## [Exercise task]
Count how many lines mention the word "eines". Write that number alone.

## [Stored entries]
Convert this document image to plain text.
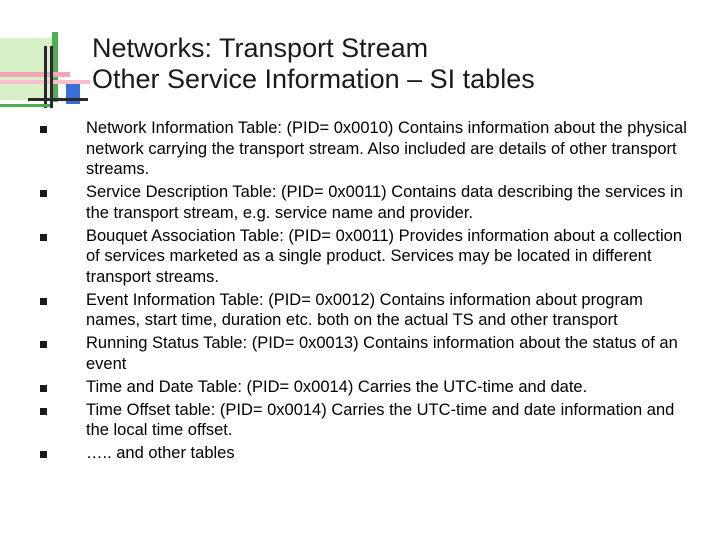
Networks: Transport Stream
Other Service Information – SI tables
Network Information Table: (PID= 0x0010) Contains information about the physical network carrying the transport stream. Also included are details of other transport streams.
Service Description Table: (PID= 0x0011) Contains data describing the services in the transport stream, e.g. service name and provider.
Bouquet Association Table: (PID= 0x0011) Provides information about a collection of services marketed as a single product. Services may be located in different transport streams.
Event Information Table: (PID= 0x0012) Contains information about program names, start time, duration etc. both on the actual TS and other transport
Running Status Table: (PID= 0x0013) Contains information about the status of an event
Time and Date Table: (PID= 0x0014) Carries the UTC-time and date.
Time Offset table: (PID= 0x0014) Carries the UTC-time and date information and the local time offset.
….. and other tables
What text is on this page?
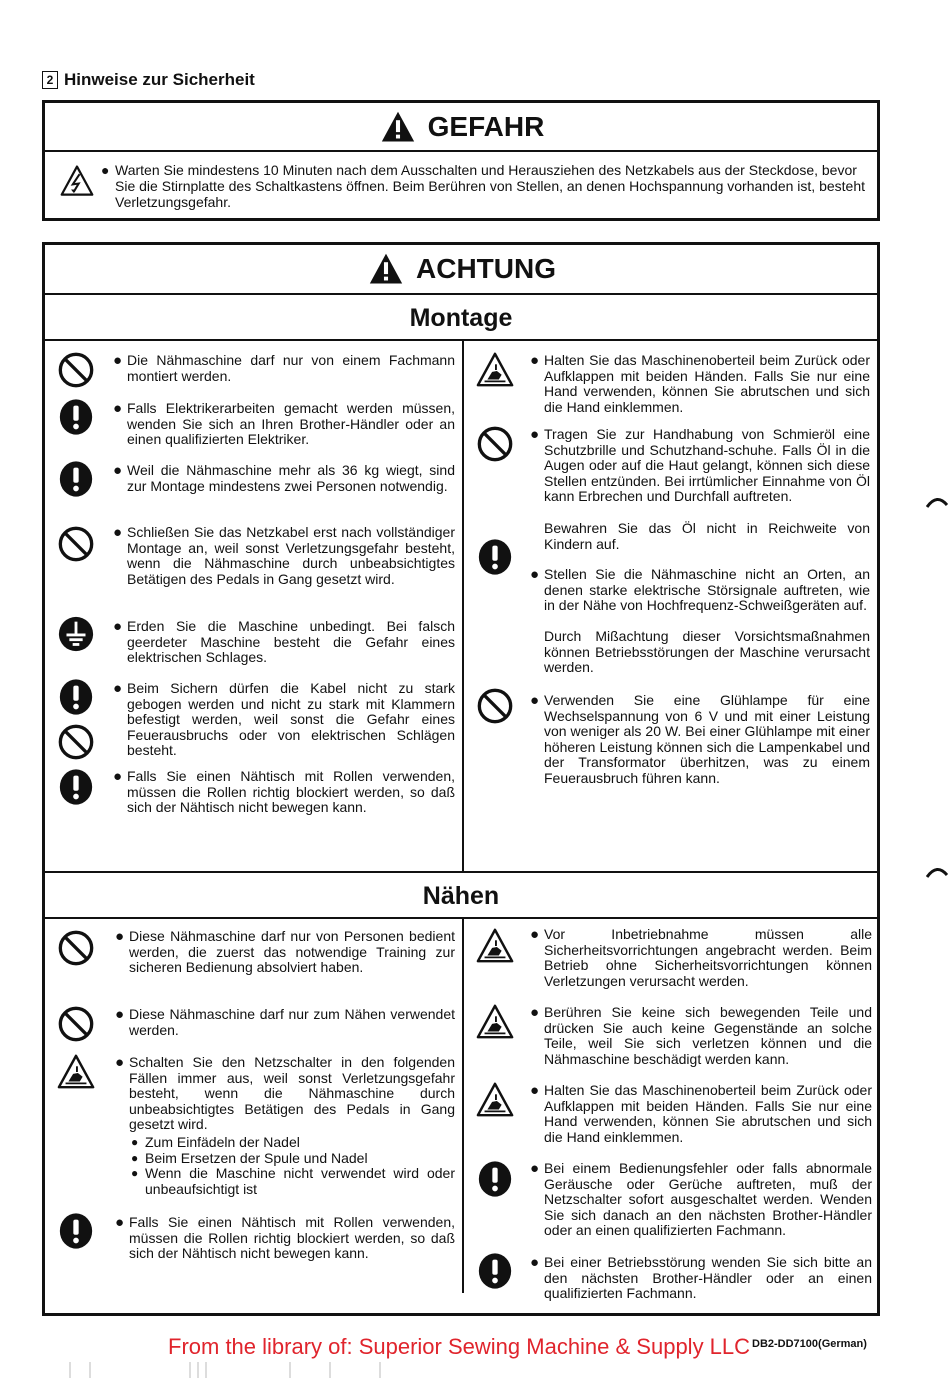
2 Hinweise zur Sicherheit
GEFAHR
● Warten Sie mindestens 10 Minuten nach dem Ausschalten und Herausziehen des Netzkabels aus der Steckdose, bevor Sie die Stirnplatte des Schaltkastens öffnen. Beim Berühren von Stellen, an denen Hochspannung vorhanden ist, besteht Verletzungsgefahr.
ACHTUNG
Montage
● Die Nähmaschine darf nur von einem Fachmann montiert werden.
● Falls Elektrikerarbeiten gemacht werden müssen, wenden Sie sich an Ihren Brother-Händler oder an einen qualifizierten Elektriker.
● Weil die Nähmaschine mehr als 36 kg wiegt, sind zur Montage mindestens zwei Personen notwendig.
● Schließen Sie das Netzkabel erst nach vollständiger Montage an, weil sonst Verletzungsgefahr besteht, wenn die Nähmaschine durch unbeabsichtigtes Betätigen des Pedals in Gang gesetzt wird.
● Erden Sie die Maschine unbedingt. Bei falsch geerdeter Maschine besteht die Gefahr eines elektrischen Schlages.
● Beim Sichern dürfen die Kabel nicht zu stark gebogen werden und nicht zu stark mit Klammern befestigt werden, weil sonst die Gefahr eines Feuerausbruchs oder von elektrischen Schlägen besteht.
● Falls Sie einen Nähtisch mit Rollen verwenden, müssen die Rollen richtig blockiert werden, so daß sich der Nähtisch nicht bewegen kann.
● Halten Sie das Maschinenoberteil beim Zurück oder Aufklappen mit beiden Händen. Falls Sie nur eine Hand verwenden, können Sie abrutschen und sich die Hand einklemmen.
● Tragen Sie zur Handhabung von Schmieröl eine Schutzbrille und Schutzhand-schuhe. Falls Öl in die Augen oder auf die Haut gelangt, können sich diese Stellen entzünden. Bei irrtümlicher Einnahme von Öl kann Erbrechen und Durchfall auftreten.
Bewahren Sie das Öl nicht in Reichweite von Kindern auf.
● Stellen Sie die Nähmaschine nicht an Orten, an denen starke elektrische Störsignale auftreten, wie in der Nähe von Hochfrequenz-Schweißgeräten auf.
Durch Mißachtung dieser Vorsichtsmaßnahmen können Betriebsstörungen der Maschine verursacht werden.
● Verwenden Sie eine Glühlampe für eine Wechselspannung von 6 V und mit einer Leistung von weniger als 20 W. Bei einer Glühlampe mit einer höheren Leistung können sich die Lampenkabel und der Transformator überhitzen, was zu einem Feuerausbruch führen kann.
Nähen
● Diese Nähmaschine darf nur von Personen bedient werden, die zuerst das notwendige Training zur sicheren Bedienung absolviert haben.
● Diese Nähmaschine darf nur zum Nähen verwendet werden.
● Schalten Sie den Netzschalter in den folgenden Fällen immer aus, weil sonst Verletzungsgefahr besteht, wenn die Nähmaschine durch unbeabsichtigtes Betätigen des Pedals in Gang gesetzt wird.
● Zum Einfädeln der Nadel
● Beim Ersetzen der Spule und Nadel
● Wenn die Maschine nicht verwendet wird oder unbeaufsichtigt ist
● Falls Sie einen Nähtisch mit Rollen verwenden, müssen die Rollen richtig blockiert werden, so daß sich der Nähtisch nicht bewegen kann.
● Vor Inbetriebnahme müssen alle Sicherheitsvorrichtungen angebracht werden. Beim Betrieb ohne Sicherheitsvorrichtungen können Verletzungen verursacht werden.
● Berühren Sie keine sich bewegenden Teile und drücken Sie auch keine Gegenstände an solche Teile, weil Sie sich verletzen können und die Nähmaschine beschädigt werden kann.
● Halten Sie das Maschinenoberteil beim Zurück oder Aufklappen mit beiden Händen. Falls Sie nur eine Hand verwenden, können Sie abrutschen und sich die Hand einklemmen.
● Bei einem Bedienungsfehler oder falls abnormale Geräusche oder Gerüche auftreten, muß der Netzschalter sofort ausgeschaltet werden. Wenden Sie sich danach an den nächsten Brother-Händler oder an einen qualifizierten Fachmann.
● Bei einer Betriebsstörung wenden Sie sich bitte an den nächsten Brother-Händler oder an einen qualifizierten Fachmann.
From the library of: Superior Sewing Machine & Supply LLC DB2-DD7100(German)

## [Response to this exercise]
2